> To be done
Repeat every record below exactly as written.
══ Supplied material ══
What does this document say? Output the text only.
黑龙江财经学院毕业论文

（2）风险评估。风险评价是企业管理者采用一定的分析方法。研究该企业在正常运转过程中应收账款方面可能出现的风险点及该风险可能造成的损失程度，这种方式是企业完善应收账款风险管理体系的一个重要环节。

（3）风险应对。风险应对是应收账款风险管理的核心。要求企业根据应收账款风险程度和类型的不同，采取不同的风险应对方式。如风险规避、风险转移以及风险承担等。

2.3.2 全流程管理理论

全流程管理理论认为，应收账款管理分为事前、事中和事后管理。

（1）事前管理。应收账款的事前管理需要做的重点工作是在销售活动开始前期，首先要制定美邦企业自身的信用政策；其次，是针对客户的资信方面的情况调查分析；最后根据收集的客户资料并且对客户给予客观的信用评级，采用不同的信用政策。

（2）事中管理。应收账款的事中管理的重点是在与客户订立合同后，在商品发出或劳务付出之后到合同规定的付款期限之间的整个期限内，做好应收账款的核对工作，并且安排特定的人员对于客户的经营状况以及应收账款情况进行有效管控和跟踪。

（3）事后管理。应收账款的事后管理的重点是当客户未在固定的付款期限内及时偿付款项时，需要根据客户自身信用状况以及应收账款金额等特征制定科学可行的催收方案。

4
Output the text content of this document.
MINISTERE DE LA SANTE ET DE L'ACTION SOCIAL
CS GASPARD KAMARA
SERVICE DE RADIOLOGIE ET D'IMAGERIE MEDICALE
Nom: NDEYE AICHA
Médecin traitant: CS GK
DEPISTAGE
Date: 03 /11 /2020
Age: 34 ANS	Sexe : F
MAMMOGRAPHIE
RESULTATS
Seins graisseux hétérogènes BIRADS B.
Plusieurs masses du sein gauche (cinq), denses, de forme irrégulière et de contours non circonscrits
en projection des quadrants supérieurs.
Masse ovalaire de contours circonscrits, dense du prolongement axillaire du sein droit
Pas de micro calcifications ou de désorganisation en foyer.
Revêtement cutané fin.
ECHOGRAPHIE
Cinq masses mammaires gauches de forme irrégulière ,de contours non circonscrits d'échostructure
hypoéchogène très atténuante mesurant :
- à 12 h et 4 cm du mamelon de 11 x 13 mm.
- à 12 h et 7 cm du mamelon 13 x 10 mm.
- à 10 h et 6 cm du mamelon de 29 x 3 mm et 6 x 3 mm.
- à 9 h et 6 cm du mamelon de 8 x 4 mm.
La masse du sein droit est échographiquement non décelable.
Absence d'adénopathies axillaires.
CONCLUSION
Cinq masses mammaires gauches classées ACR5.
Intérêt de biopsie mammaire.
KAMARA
═══
> Correct result
What does this document say? Output the text only.
黑龙江财经学院毕业论文

（2）风险评估。风险评价是企业管理者采用一定的分析方法。研究该企业在正常运转过程中应收账款方面可能出现的风险点及该风险可能造成的损失程度，这种方式是企业完善应收账款风险管理体系的一个重要环节。

（3）风险应对。风险应对是应收账款风险管理的核心。要求企业根据应收账款风险程度和类型的不同，采取不同的风险应对方式。如风险规避、风险转移以及风险承担等。

2.3.2 全流程管理理论

全流程管理理论认为，应收账款管理分为事前、事中和事后管理。

（1）事前管理。应收账款的事前管理需要做的重点工作是在销售活动开始前期，首先要制定美邦企业自身的信用政策；其次，是针对客户的资信方面的情况调查分析；最后根据收集的客户资料并且对客户给予客观的信用评级，采用不同的信用政策。

（2）事中管理。应收账款的事中管理的重点是在与客户订立合同后，在商品发出或劳务付出之后到合同规定的付款期限之间的整个期限内，做好应收账款的核对工作，并且安排特定的人员对于客户的经营状况以及应收账款情况进行有效管控和跟踪。

（3）事后管理。应收账款的事后管理的重点是当客户未在固定的付款期限内及时偿付款项时，需要根据客户自身信用状况以及应收账款金额等特征制定科学可行的催收方案。

4
Output the text content of this document.
MINISTERE DE LA SANTE ET DE L'ACTION SOCIAL
CS GASPARD KAMARA
SERVICE DE RADIOLOGIE ET D'IMAGERIE MEDICALE
Nom: NDEYE AICHA
Médecin traitant: CS GK
DEPISTAGE
Date: 03 /11 /2020
Age: 34 ANS	Sexe : F
MAMMOGRAPHIE
RESULTATS
Seins graisseux hétérogènes BIRADS B.
Plusieurs masses du sein gauche (cinq), denses, de forme irrégulière et de contours non circonscrits
en projection des quadrants supérieurs.
Masse ovalaire de contours circonscrits, dense du prolongement axillaire du sein droit
Pas de micro calcifications ou de désorganisation en foyer.
Revêtement cutané fin.
ECHOGRAPHIE
Cinq masses mammaires gauches de forme irrégulière ,de contours non circonscrits d'échostructure
hypoéchogène très atténuante mesurant :
- à 12 h et 4 cm du mamelon de 11 x 13 mm.
- à 12 h et 7 cm du mamelon 13 x 10 mm.
- à 10 h et 6 cm du mamelon de 29 x 3 mm et 6 x 3 mm.
- à 9 h et 6 cm du mamelon de 8 x 4 mm.
La masse du sein droit est échographiquement non décelable.
Absence d'adénopathies axillaires.
CONCLUSION
Cinq masses mammaires gauches classées ACR5.
Intérêt de biopsie mammaire.
KAMARA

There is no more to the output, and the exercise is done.